» Given instruction
Copy each line below that contains "活动中的应用".

» Provided records
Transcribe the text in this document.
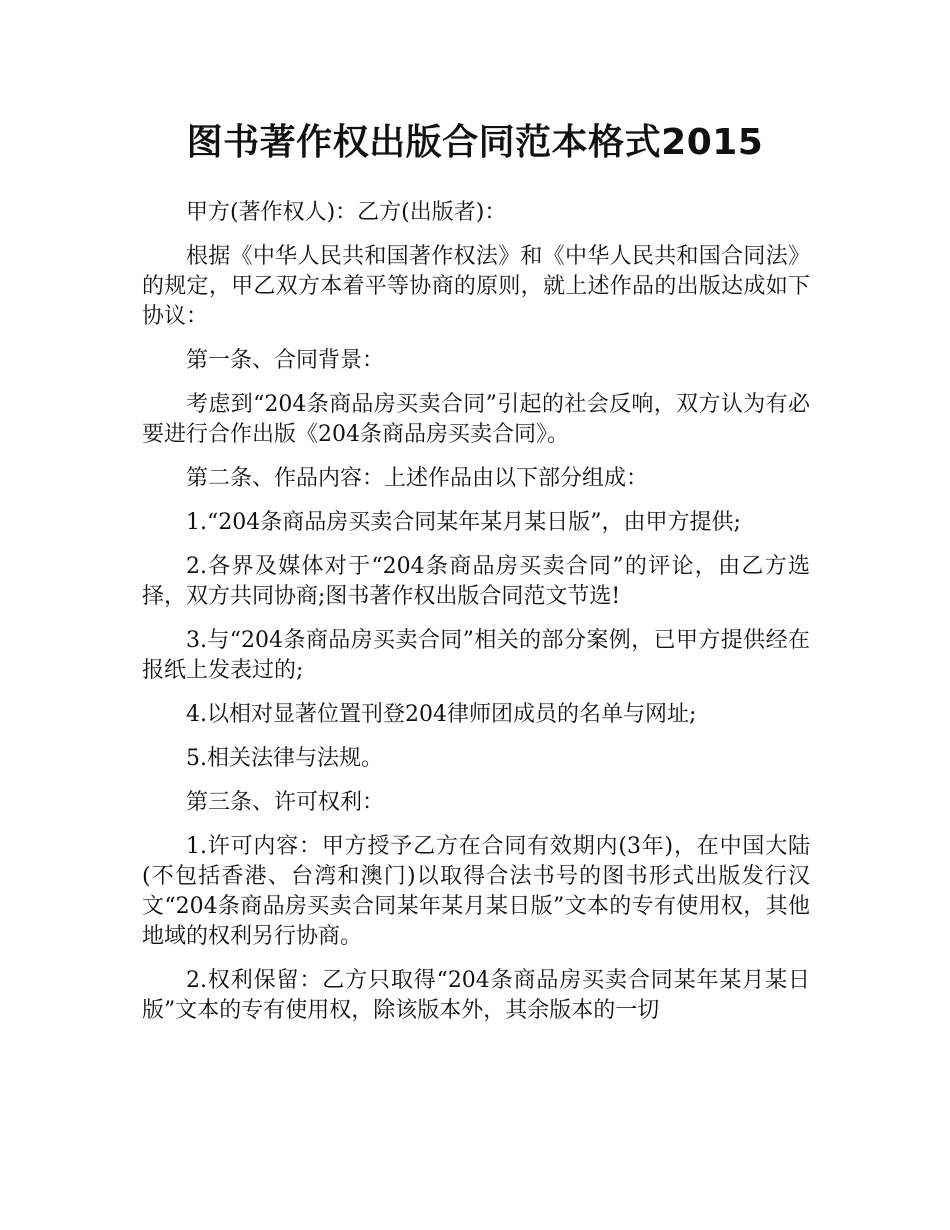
图书著作权出版合同范本格式2015

甲方(著作权人)：乙方(出版者)：

根据《中华人民共和国著作权法》和《中华人民共和国合同法》的规定，甲乙双方本着平等协商的原则，就上述作品的出版达成如下协议：

第一条、合同背景：

考虑到“204条商品房买卖合同”引起的社会反响，双方认为有必要进行合作出版《204条商品房买卖合同》。

第二条、作品内容：上述作品由以下部分组成：

1.“204条商品房买卖合同某年某月某日版”，由甲方提供;

2.各界及媒体对于“204条商品房买卖合同”的评论，由乙方选择，双方共同协商;图书著作权出版合同范文节选!

3.与“204条商品房买卖合同”相关的部分案例，已甲方提供经在报纸上发表过的;

4.以相对显著位置刊登204律师团成员的名单与网址;

5.相关法律与法规。

第三条、许可权利：

1.许可内容：甲方授予乙方在合同有效期内(3年)，在中国大陆(不包括香港、台湾和澳门)以取得合法书号的图书形式出版发行汉文“204条商品房买卖合同某年某月某日版”文本的专有使用权，其他地域的权利另行协商。

2.权利保留：乙方只取得“204条商品房买卖合同某年某月某日版”文本的专有使用权，除该版本外，其余版本的一切
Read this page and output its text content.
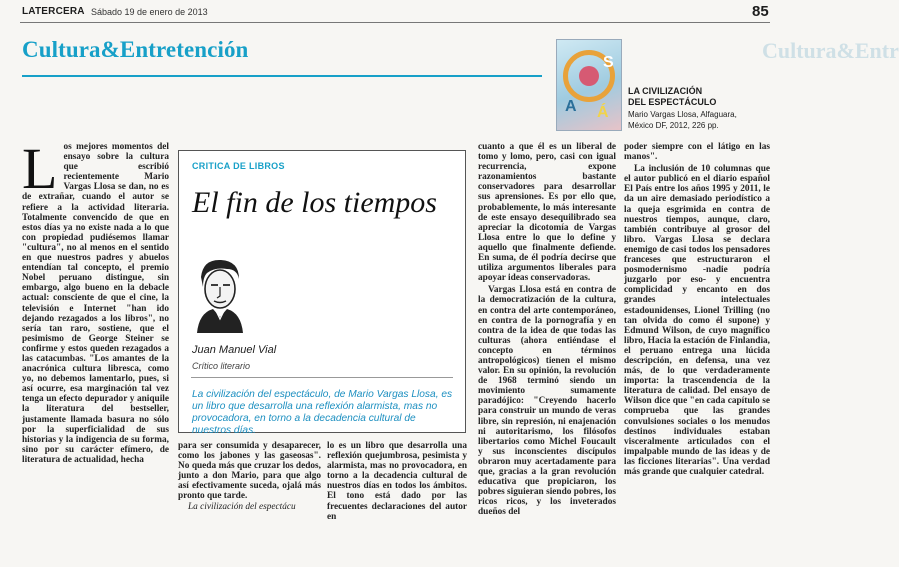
LATERCERA Sábado 19 de enero de 2013	85
Cultura&Entretención	Cultura&Entr
S
A Á
LA CIVILIZACIÓN
DEL ESPECTÁCULO
Mario Vargas Llosa, Alfaguara,
México DF, 2012, 226 pp.
L os mejores momentos del ensayo sobre la cultura que escribió recientemente Mario Vargas Llosa se dan, no es de extrañar, cuando el autor se refiere a la actividad literaria. Totalmente convencido de que en estos días ya no existe nada a lo que con propiedad pudiésemos llamar "cultura", no al menos en el sentido en que nuestros padres y abuelos entendían tal concepto, el premio Nobel peruano distingue, sin embargo, algo bueno en la debacle actual: consciente de que el cine, la televisión e Internet "han ido dejando rezagados a los libros", no sería tan raro, sostiene, que el pesimismo de George Steiner se confirme y estos queden rezagados a las catacumbas. "Los amantes de la anacrónica cultura libresca, como yo, no debemos lamentarlo, pues, si así ocurre, esa marginación tal vez tenga un efecto depurador y aniquile la literatura del bestseller, justamente llamada basura no sólo por la superficialidad de sus historias y la indigencia de su forma, sino por su carácter efímero, de literatura de actualidad, hecha
CRITICA DE LIBROS
El fin de los tiempos
Juan Manuel Vial
Crítico literario
La civilización del espectáculo, de Mario Vargas Llosa, es un libro que desarrolla una reflexión alarmista, mas no provocadora, en torno a la decadencia cultural de nuestros días.

para ser consumida y desaparecer, como los jabones y las gaseosas". No queda más que cruzar los dedos, junto a don Mario, para que algo así efectivamente suceda, ojalá más pronto que tarde.

La civilización del espectácu

lo es un libro que desarrolla una reflexión quejumbrosa, pesimista y alarmista, mas no provocadora, en torno a la decadencia cultural de nuestros días en todos los ámbitos. El tono está dado por las frecuentes declaraciones del autor en

cuanto a que él es un liberal de tomo y lomo, pero, casi con igual recurrencia, expone razonamientos bastante conservadores para desarrollar sus aprensiones. Es por ello que, probablemente, lo más interesante de este ensayo desequilibrado sea apreciar la dicotomía de Vargas Llosa entre lo que lo define y aquello que finalmente defiende. En suma, de él podría decirse que utiliza argumentos liberales para apoyar ideas conservadoras.

Vargas Llosa está en contra de la democratización de la cultura, en contra del arte contemporáneo, en contra de la pornografía y en contra de la idea de que todas las culturas (ahora entiéndase el concepto en términos antropológicos) tienen el mismo valor. En su opinión, la revolución de 1968 terminó siendo un movimiento sumamente paradójico: "Creyendo hacerlo para construir un mundo de veras libre, sin represión, ni enajenación ni autoritarismo, los filósofos libertarios como Michel Foucault y sus inconscientes discípulos obraron muy acertadamente para que, gracias a la gran revolución educativa que propiciaron, los pobres siguieran siendo pobres, los ricos ricos, y los inveterados dueños del

poder siempre con el látigo en las manos".

La inclusión de 10 columnas que el autor publicó en el diario español El País entre los años 1995 y 2011, le da un aire demasiado periodístico a la queja esgrimida en contra de nuestros tiempos, aunque, claro, también contribuye al grosor del libro. Vargas Llosa se declara enemigo de casi todos los pensadores franceses que estructuraron el posmodernismo -nadie podría juzgarlo por eso- y encuentra complicidad y encanto en dos grandes intelectuales estadounidenses, Lionel Trilling (no tan olvida do como él supone) y Edmund Wilson, de cuyo magnífico libro, Hacia la estación de Finlandia, el peruano entrega una lúcida descripción, en defensa, una vez más, de lo que verdaderamente importa: la trascendencia de la literatura de calidad. Del ensayo de Wilson dice que "en cada capítulo se comprueba que las grandes convulsiones sociales o los menudos destinos individuales estaban visceralmente articulados con el impalpable mundo de las ideas y de las ficciones literarias". Una verdad más grande que cualquier catedral.
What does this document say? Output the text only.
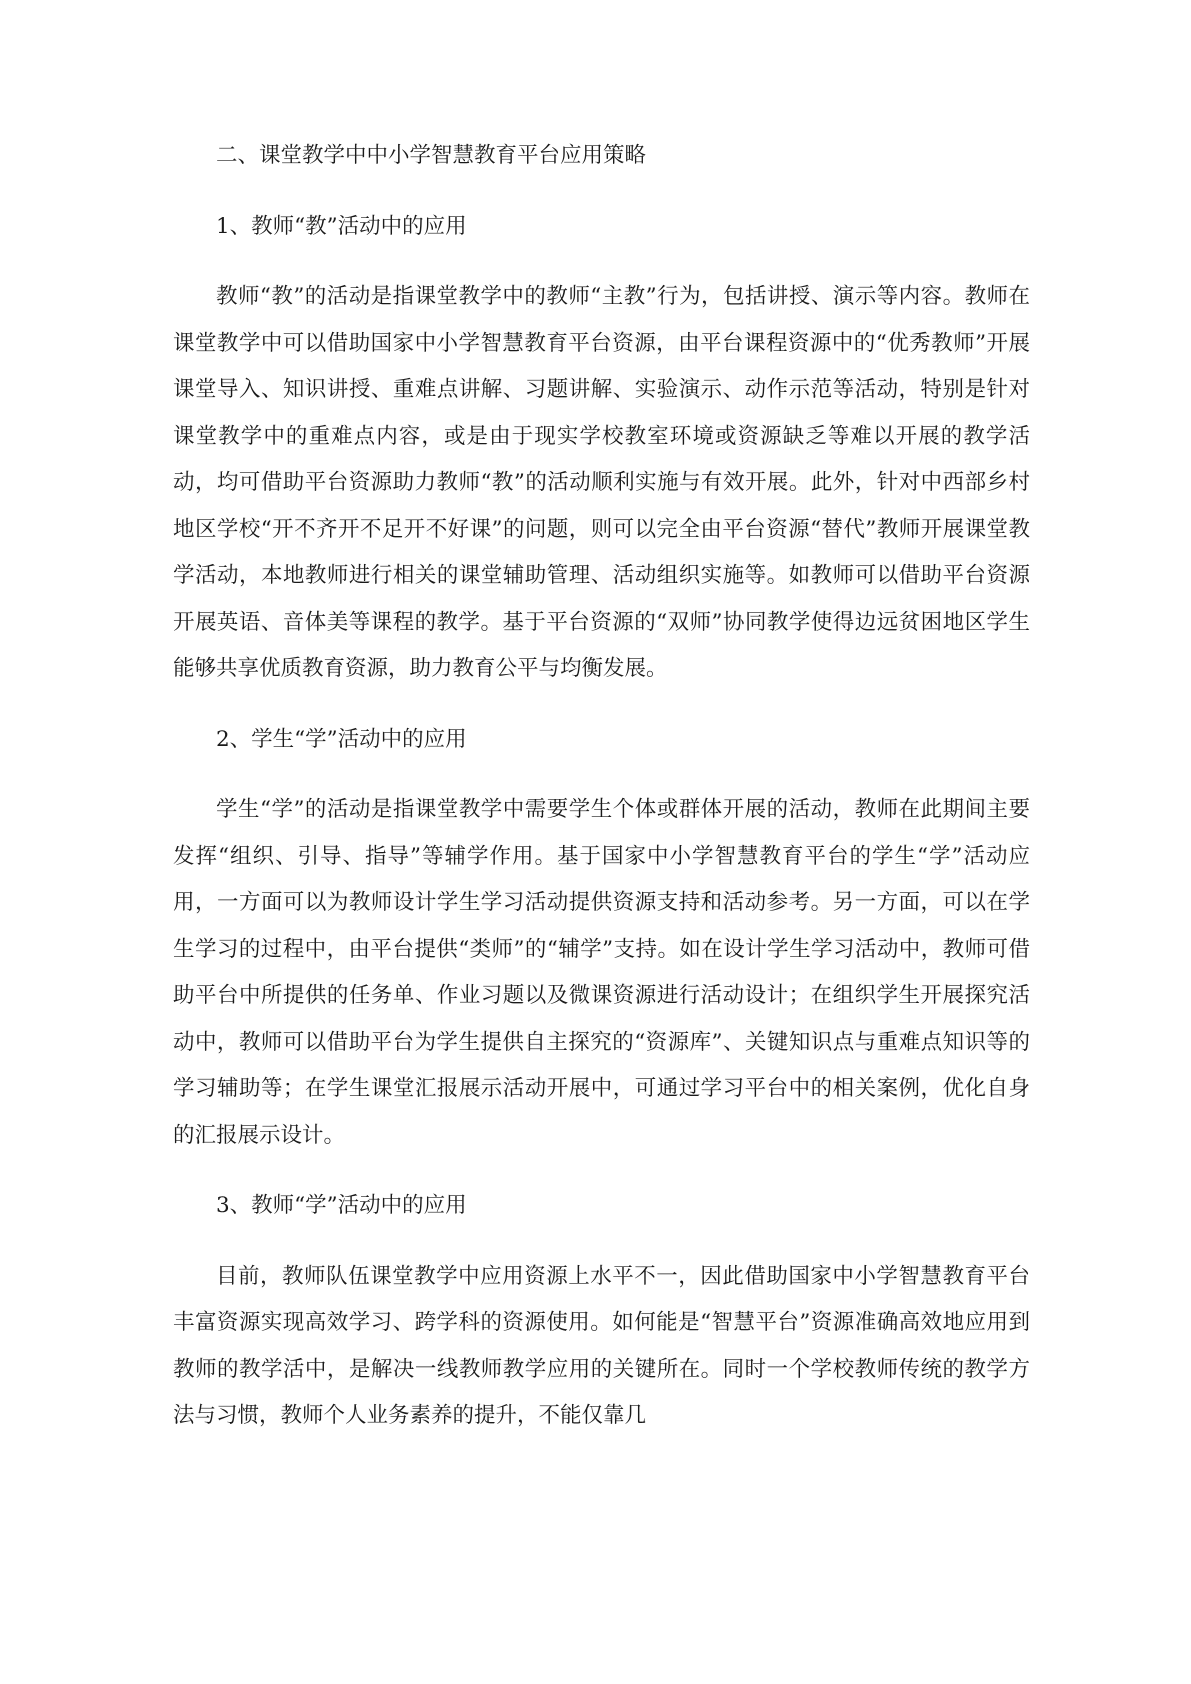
二、课堂教学中中小学智慧教育平台应用策略
1、教师“教”活动中的应用
教师“教”的活动是指课堂教学中的教师“主教”行为，包括讲授、演示等内容。教师在课堂教学中可以借助国家中小学智慧教育平台资源，由平台课程资源中的“优秀教师”开展课堂导入、知识讲授、重难点讲解、习题讲解、实验演示、动作示范等活动，特别是针对课堂教学中的重难点内容，或是由于现实学校教室环境或资源缺乏等难以开展的教学活动，均可借助平台资源助力教师“教”的活动顺利实施与有效开展。此外，针对中西部乡村地区学校“开不齐开不足开不好课”的问题，则可以完全由平台资源“替代”教师开展课堂教学活动，本地教师进行相关的课堂辅助管理、活动组织实施等。如教师可以借助平台资源开展英语、音体美等课程的教学。基于平台资源的“双师”协同教学使得边远贫困地区学生能够共享优质教育资源，助力教育公平与均衡发展。
2、学生“学”活动中的应用
学生“学”的活动是指课堂教学中需要学生个体或群体开展的活动，教师在此期间主要发挥“组织、引导、指导”等辅学作用。基于国家中小学智慧教育平台的学生“学”活动应用，一方面可以为教师设计学生学习活动提供资源支持和活动参考。另一方面，可以在学生学习的过程中，由平台提供“类师”的“辅学”支持。如在设计学生学习活动中，教师可借助平台中所提供的任务单、作业习题以及微课资源进行活动设计；在组织学生开展探究活动中，教师可以借助平台为学生提供自主探究的“资源库”、关键知识点与重难点知识等的学习辅助等；在学生课堂汇报展示活动开展中，可通过学习平台中的相关案例，优化自身的汇报展示设计。
3、教师“学”活动中的应用
目前，教师队伍课堂教学中应用资源上水平不一，因此借助国家中小学智慧教育平台丰富资源实现高效学习、跨学科的资源使用。如何能是“智慧平台”资源准确高效地应用到教师的教学活中，是解决一线教师教学应用的关键所在。同时一个学校教师传统的教学方法与习惯，教师个人业务素养的提升，不能仅靠几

» Written solution
1、教师“教”活动中的应用
2、学生“学”活动中的应用
3、教师“学”活动中的应用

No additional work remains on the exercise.